Saved entries:
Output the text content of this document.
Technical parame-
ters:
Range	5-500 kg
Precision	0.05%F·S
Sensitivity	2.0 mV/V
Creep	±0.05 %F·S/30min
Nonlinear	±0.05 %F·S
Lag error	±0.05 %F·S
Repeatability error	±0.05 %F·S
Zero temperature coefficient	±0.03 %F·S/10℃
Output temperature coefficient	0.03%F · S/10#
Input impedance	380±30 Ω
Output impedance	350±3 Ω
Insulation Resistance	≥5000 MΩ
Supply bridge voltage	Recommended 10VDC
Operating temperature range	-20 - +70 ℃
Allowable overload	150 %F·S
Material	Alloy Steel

■ AIM ■
Transcribe all of the entries without altering anything.

■ OUTPUT OF THE EXERCISE ■
Output the text content of this document.
Technical parame-
ters:
Range	5-500 kg
Precision	0.05%F·S
Sensitivity	2.0 mV/V
Creep	±0.05 %F·S/30min
Nonlinear	±0.05 %F·S
Lag error	±0.05 %F·S
Repeatability error	±0.05 %F·S
Zero temperature coefficient	±0.03 %F·S/10℃
Output temperature coefficient	0.03%F · S/10#
Input impedance	380±30 Ω
Output impedance	350±3 Ω
Insulation Resistance	≥5000 MΩ
Supply bridge voltage	Recommended 10VDC
Operating temperature range	-20 - +70 ℃
Allowable overload	150 %F·S
Material	Alloy Steel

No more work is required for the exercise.